Data lines

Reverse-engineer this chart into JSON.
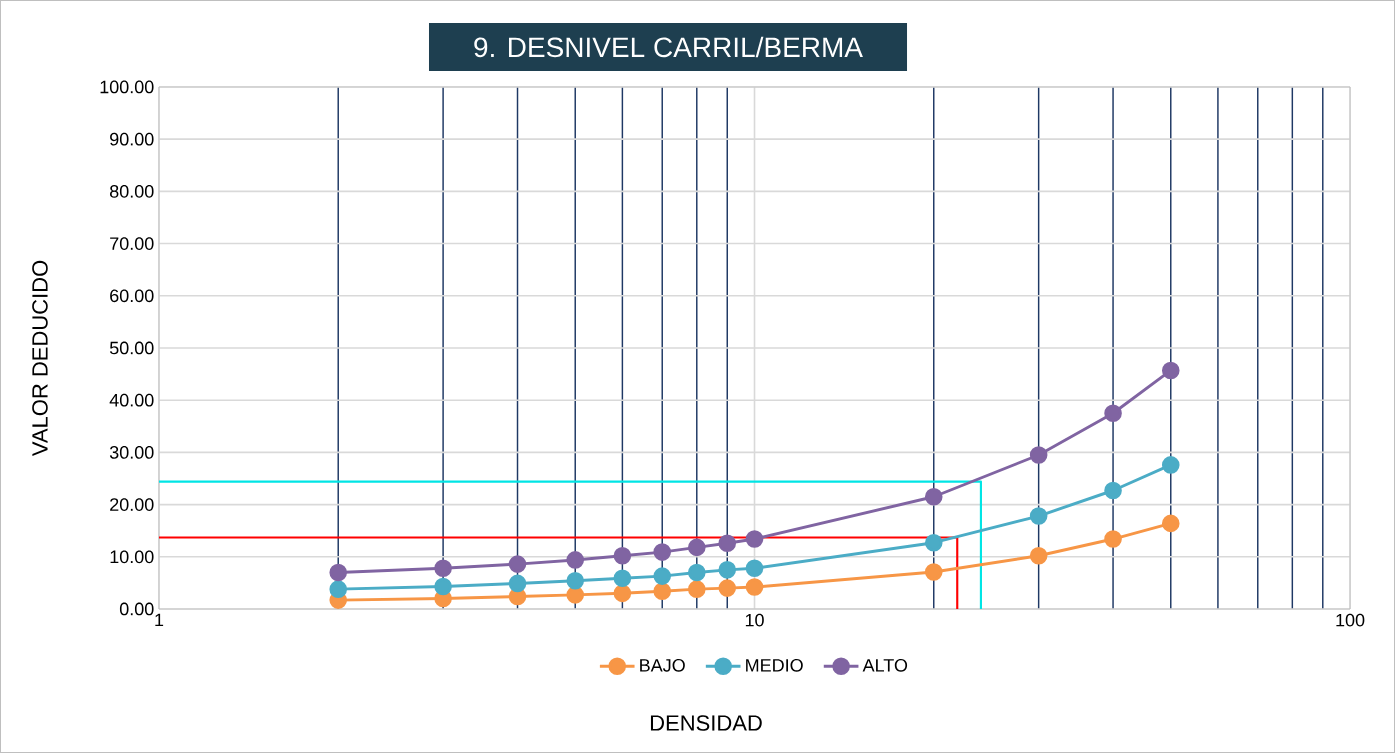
{
  "chart_data": {
    "type": "line",
    "title": "9. DESNIVEL CARRIL/BERMA",
    "xlabel": "DENSIDAD",
    "ylabel": "VALOR DEDUCIDO",
    "x": [
      2,
      3,
      4,
      5,
      6,
      7,
      8,
      9,
      10,
      20,
      30,
      40,
      50
    ],
    "series": [
      {
        "name": "BAJO",
        "color": "#f79646",
        "values": [
          1.7,
          2.0,
          2.4,
          2.7,
          3.0,
          3.4,
          3.8,
          4.0,
          4.2,
          7.1,
          10.2,
          13.4,
          16.4
        ]
      },
      {
        "name": "MEDIO",
        "color": "#4bacc6",
        "values": [
          3.8,
          4.3,
          4.9,
          5.4,
          5.9,
          6.3,
          7.0,
          7.5,
          7.8,
          12.7,
          17.8,
          22.7,
          27.6
        ]
      },
      {
        "name": "ALTO",
        "color": "#8064a2",
        "values": [
          7.0,
          7.8,
          8.6,
          9.4,
          10.2,
          10.9,
          11.8,
          12.6,
          13.4,
          21.5,
          29.5,
          37.5,
          45.7
        ]
      },
      {
        "color": "#ff0000",
        "x": [
          21.9,
          21.9,
          1
        ],
        "values": [
          0,
          13.7,
          13.7
        ],
        "marker": "none"
      },
      {
        "color": "#00e5e5",
        "x": [
          24.0,
          24.0,
          1
        ],
        "values": [
          0,
          24.4,
          24.4
        ],
        "marker": "none"
      }
    ],
    "log": "x",
    "xlim": [
      1,
      100
    ],
    "xticks": [
      1,
      {
        "value": 2,
        "label": null
      },
      {
        "value": 3,
        "label": null
      },
      {
        "value": 4,
        "label": null
      },
      {
        "value": 5,
        "label": null
      },
      {
        "value": 6,
        "label": null
      },
      {
        "value": 7,
        "label": null
      },
      {
        "value": 8,
        "label": null
      },
      {
        "value": 9,
        "label": null
      },
      10,
      {
        "value": 20,
        "label": null
      },
      {
        "value": 30,
        "label": null
      },
      {
        "value": 40,
        "label": null
      },
      {
        "value": 50,
        "label": null
      },
      {
        "value": 60,
        "label": null
      },
      {
        "value": 70,
        "label": null
      },
      {
        "value": 80,
        "label": null
      },
      {
        "value": 90,
        "label": null
      },
      100
    ],
    "ylim": [
      0,
      100
    ],
    "yticks": [
      {
        "value": 0,
        "label": "0.00"
      },
      {
        "value": 10,
        "label": "10.00"
      },
      {
        "value": 20,
        "label": "20.00"
      },
      {
        "value": 30,
        "label": "30.00"
      },
      {
        "value": 40,
        "label": "40.00"
      },
      {
        "value": 50,
        "label": "50.00"
      },
      {
        "value": 60,
        "label": "60.00"
      },
      {
        "value": 70,
        "label": "70.00"
      },
      {
        "value": 80,
        "label": "80.00"
      },
      {
        "value": 90,
        "label": "90.00"
      },
      {
        "value": 100,
        "label": "100.00"
      }
    ],
    "grid": true,
    "legend": "bottom",
    "marker": "circle"
  }
}
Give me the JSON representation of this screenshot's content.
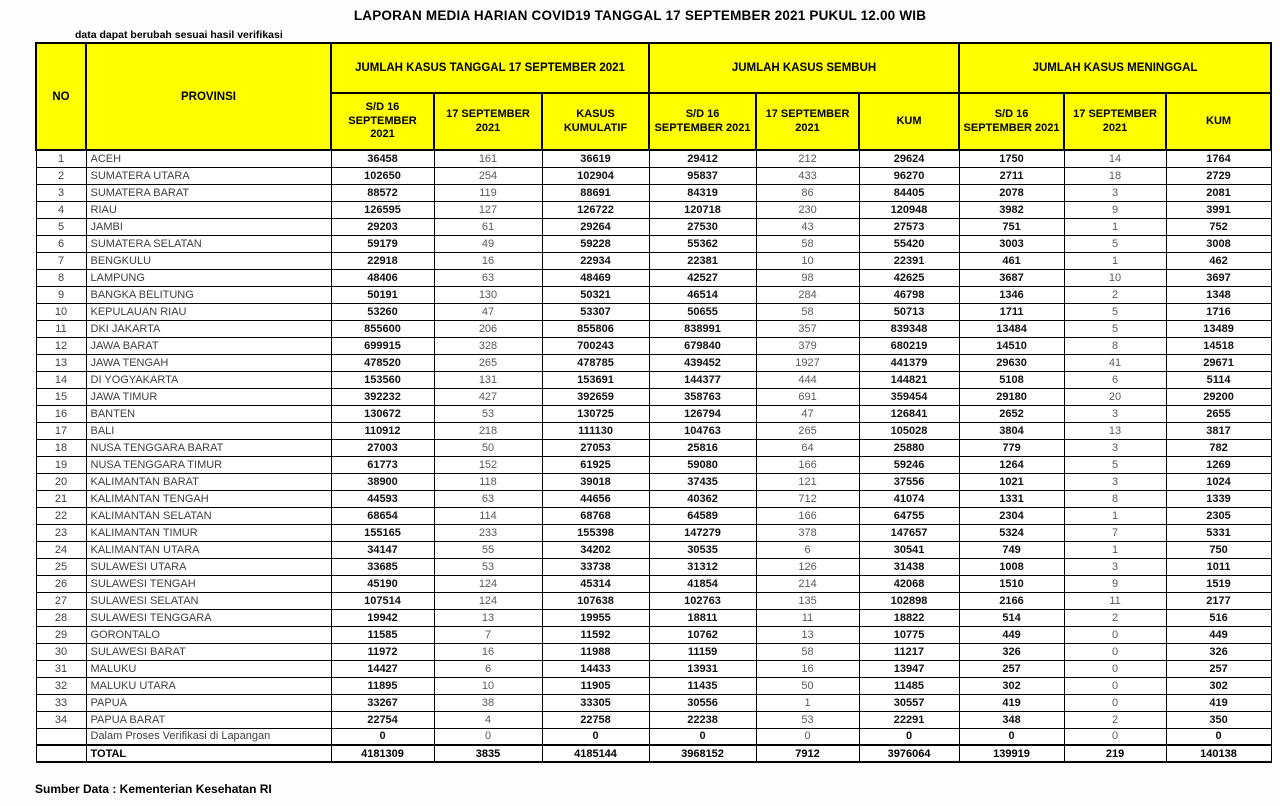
{
  "title": "LAPORAN MEDIA HARIAN COVID19 TANGGAL 17 SEPTEMBER 2021 PUKUL 12.00 WIB",
  "note": "data dapat berubah sesuai hasil verifikasi",
  "source": "Sumber Data : Kementerian Kesehatan RI",
  "colors": {
    "header_bg": "#FFFF00",
    "border": "#000000",
    "muted_text": "#595959"
  },
  "table": {
    "header": {
      "no": "NO",
      "provinsi": "PROVINSI",
      "groups": [
        {
          "label": "JUMLAH KASUS TANGGAL 17 SEPTEMBER 2021",
          "sub": [
            "S/D 16 SEPTEMBER 2021",
            "17 SEPTEMBER 2021",
            "KASUS KUMULATIF"
          ]
        },
        {
          "label": "JUMLAH KASUS SEMBUH",
          "sub": [
            "S/D 16 SEPTEMBER 2021",
            "17 SEPTEMBER 2021",
            "KUM"
          ]
        },
        {
          "label": "JUMLAH KASUS MENINGGAL",
          "sub": [
            "S/D 16 SEPTEMBER 2021",
            "17 SEPTEMBER 2021",
            "KUM"
          ]
        }
      ]
    },
    "rows": [
      {
        "no": "1",
        "provinsi": "ACEH",
        "kasus": [
          36458,
          161,
          36619
        ],
        "sembuh": [
          29412,
          212,
          29624
        ],
        "meninggal": [
          1750,
          14,
          1764
        ]
      },
      {
        "no": "2",
        "provinsi": "SUMATERA UTARA",
        "kasus": [
          102650,
          254,
          102904
        ],
        "sembuh": [
          95837,
          433,
          96270
        ],
        "meninggal": [
          2711,
          18,
          2729
        ]
      },
      {
        "no": "3",
        "provinsi": "SUMATERA BARAT",
        "kasus": [
          88572,
          119,
          88691
        ],
        "sembuh": [
          84319,
          86,
          84405
        ],
        "meninggal": [
          2078,
          3,
          2081
        ]
      },
      {
        "no": "4",
        "provinsi": "RIAU",
        "kasus": [
          126595,
          127,
          126722
        ],
        "sembuh": [
          120718,
          230,
          120948
        ],
        "meninggal": [
          3982,
          9,
          3991
        ]
      },
      {
        "no": "5",
        "provinsi": "JAMBI",
        "kasus": [
          29203,
          61,
          29264
        ],
        "sembuh": [
          27530,
          43,
          27573
        ],
        "meninggal": [
          751,
          1,
          752
        ]
      },
      {
        "no": "6",
        "provinsi": "SUMATERA SELATAN",
        "kasus": [
          59179,
          49,
          59228
        ],
        "sembuh": [
          55362,
          58,
          55420
        ],
        "meninggal": [
          3003,
          5,
          3008
        ]
      },
      {
        "no": "7",
        "provinsi": "BENGKULU",
        "kasus": [
          22918,
          16,
          22934
        ],
        "sembuh": [
          22381,
          10,
          22391
        ],
        "meninggal": [
          461,
          1,
          462
        ]
      },
      {
        "no": "8",
        "provinsi": "LAMPUNG",
        "kasus": [
          48406,
          63,
          48469
        ],
        "sembuh": [
          42527,
          98,
          42625
        ],
        "meninggal": [
          3687,
          10,
          3697
        ]
      },
      {
        "no": "9",
        "provinsi": "BANGKA BELITUNG",
        "kasus": [
          50191,
          130,
          50321
        ],
        "sembuh": [
          46514,
          284,
          46798
        ],
        "meninggal": [
          1346,
          2,
          1348
        ]
      },
      {
        "no": "10",
        "provinsi": "KEPULAUAN RIAU",
        "kasus": [
          53260,
          47,
          53307
        ],
        "sembuh": [
          50655,
          58,
          50713
        ],
        "meninggal": [
          1711,
          5,
          1716
        ]
      },
      {
        "no": "11",
        "provinsi": "DKI JAKARTA",
        "kasus": [
          855600,
          206,
          855806
        ],
        "sembuh": [
          838991,
          357,
          839348
        ],
        "meninggal": [
          13484,
          5,
          13489
        ]
      },
      {
        "no": "12",
        "provinsi": "JAWA BARAT",
        "kasus": [
          699915,
          328,
          700243
        ],
        "sembuh": [
          679840,
          379,
          680219
        ],
        "meninggal": [
          14510,
          8,
          14518
        ]
      },
      {
        "no": "13",
        "provinsi": "JAWA TENGAH",
        "kasus": [
          478520,
          265,
          478785
        ],
        "sembuh": [
          439452,
          1927,
          441379
        ],
        "meninggal": [
          29630,
          41,
          29671
        ]
      },
      {
        "no": "14",
        "provinsi": "DI YOGYAKARTA",
        "kasus": [
          153560,
          131,
          153691
        ],
        "sembuh": [
          144377,
          444,
          144821
        ],
        "meninggal": [
          5108,
          6,
          5114
        ]
      },
      {
        "no": "15",
        "provinsi": "JAWA TIMUR",
        "kasus": [
          392232,
          427,
          392659
        ],
        "sembuh": [
          358763,
          691,
          359454
        ],
        "meninggal": [
          29180,
          20,
          29200
        ]
      },
      {
        "no": "16",
        "provinsi": "BANTEN",
        "kasus": [
          130672,
          53,
          130725
        ],
        "sembuh": [
          126794,
          47,
          126841
        ],
        "meninggal": [
          2652,
          3,
          2655
        ]
      },
      {
        "no": "17",
        "provinsi": "BALI",
        "kasus": [
          110912,
          218,
          111130
        ],
        "sembuh": [
          104763,
          265,
          105028
        ],
        "meninggal": [
          3804,
          13,
          3817
        ]
      },
      {
        "no": "18",
        "provinsi": "NUSA TENGGARA BARAT",
        "kasus": [
          27003,
          50,
          27053
        ],
        "sembuh": [
          25816,
          64,
          25880
        ],
        "meninggal": [
          779,
          3,
          782
        ]
      },
      {
        "no": "19",
        "provinsi": "NUSA TENGGARA TIMUR",
        "kasus": [
          61773,
          152,
          61925
        ],
        "sembuh": [
          59080,
          166,
          59246
        ],
        "meninggal": [
          1264,
          5,
          1269
        ]
      },
      {
        "no": "20",
        "provinsi": "KALIMANTAN BARAT",
        "kasus": [
          38900,
          118,
          39018
        ],
        "sembuh": [
          37435,
          121,
          37556
        ],
        "meninggal": [
          1021,
          3,
          1024
        ]
      },
      {
        "no": "21",
        "provinsi": "KALIMANTAN TENGAH",
        "kasus": [
          44593,
          63,
          44656
        ],
        "sembuh": [
          40362,
          712,
          41074
        ],
        "meninggal": [
          1331,
          8,
          1339
        ]
      },
      {
        "no": "22",
        "provinsi": "KALIMANTAN SELATAN",
        "kasus": [
          68654,
          114,
          68768
        ],
        "sembuh": [
          64589,
          166,
          64755
        ],
        "meninggal": [
          2304,
          1,
          2305
        ]
      },
      {
        "no": "23",
        "provinsi": "KALIMANTAN TIMUR",
        "kasus": [
          155165,
          233,
          155398
        ],
        "sembuh": [
          147279,
          378,
          147657
        ],
        "meninggal": [
          5324,
          7,
          5331
        ]
      },
      {
        "no": "24",
        "provinsi": "KALIMANTAN UTARA",
        "kasus": [
          34147,
          55,
          34202
        ],
        "sembuh": [
          30535,
          6,
          30541
        ],
        "meninggal": [
          749,
          1,
          750
        ]
      },
      {
        "no": "25",
        "provinsi": "SULAWESI UTARA",
        "kasus": [
          33685,
          53,
          33738
        ],
        "sembuh": [
          31312,
          126,
          31438
        ],
        "meninggal": [
          1008,
          3,
          1011
        ]
      },
      {
        "no": "26",
        "provinsi": "SULAWESI TENGAH",
        "kasus": [
          45190,
          124,
          45314
        ],
        "sembuh": [
          41854,
          214,
          42068
        ],
        "meninggal": [
          1510,
          9,
          1519
        ]
      },
      {
        "no": "27",
        "provinsi": "SULAWESI SELATAN",
        "kasus": [
          107514,
          124,
          107638
        ],
        "sembuh": [
          102763,
          135,
          102898
        ],
        "meninggal": [
          2166,
          11,
          2177
        ]
      },
      {
        "no": "28",
        "provinsi": "SULAWESI TENGGARA",
        "kasus": [
          19942,
          13,
          19955
        ],
        "sembuh": [
          18811,
          11,
          18822
        ],
        "meninggal": [
          514,
          2,
          516
        ]
      },
      {
        "no": "29",
        "provinsi": "GORONTALO",
        "kasus": [
          11585,
          7,
          11592
        ],
        "sembuh": [
          10762,
          13,
          10775
        ],
        "meninggal": [
          449,
          0,
          449
        ]
      },
      {
        "no": "30",
        "provinsi": "SULAWESI BARAT",
        "kasus": [
          11972,
          16,
          11988
        ],
        "sembuh": [
          11159,
          58,
          11217
        ],
        "meninggal": [
          326,
          0,
          326
        ]
      },
      {
        "no": "31",
        "provinsi": "MALUKU",
        "kasus": [
          14427,
          6,
          14433
        ],
        "sembuh": [
          13931,
          16,
          13947
        ],
        "meninggal": [
          257,
          0,
          257
        ]
      },
      {
        "no": "32",
        "provinsi": "MALUKU UTARA",
        "kasus": [
          11895,
          10,
          11905
        ],
        "sembuh": [
          11435,
          50,
          11485
        ],
        "meninggal": [
          302,
          0,
          302
        ]
      },
      {
        "no": "33",
        "provinsi": "PAPUA",
        "kasus": [
          33267,
          38,
          33305
        ],
        "sembuh": [
          30556,
          1,
          30557
        ],
        "meninggal": [
          419,
          0,
          419
        ]
      },
      {
        "no": "34",
        "provinsi": "PAPUA BARAT",
        "kasus": [
          22754,
          4,
          22758
        ],
        "sembuh": [
          22238,
          53,
          22291
        ],
        "meninggal": [
          348,
          2,
          350
        ]
      },
      {
        "no": "",
        "provinsi": "Dalam Proses Verifikasi di Lapangan",
        "kasus": [
          0,
          0,
          0
        ],
        "sembuh": [
          0,
          0,
          0
        ],
        "meninggal": [
          0,
          0,
          0
        ]
      }
    ],
    "total": {
      "label": "TOTAL",
      "kasus": [
        4181309,
        3835,
        4185144
      ],
      "sembuh": [
        3968152,
        7912,
        3976064
      ],
      "meninggal": [
        139919,
        219,
        140138
      ]
    }
  }
}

The exercise
Show the lines of the records that contain the word "TENGGARA".

Worked solution
        "provinsi": "NUSA TENGGARA BARAT",
        "provinsi": "NUSA TENGGARA TIMUR",
        "provinsi": "SULAWESI TENGGARA",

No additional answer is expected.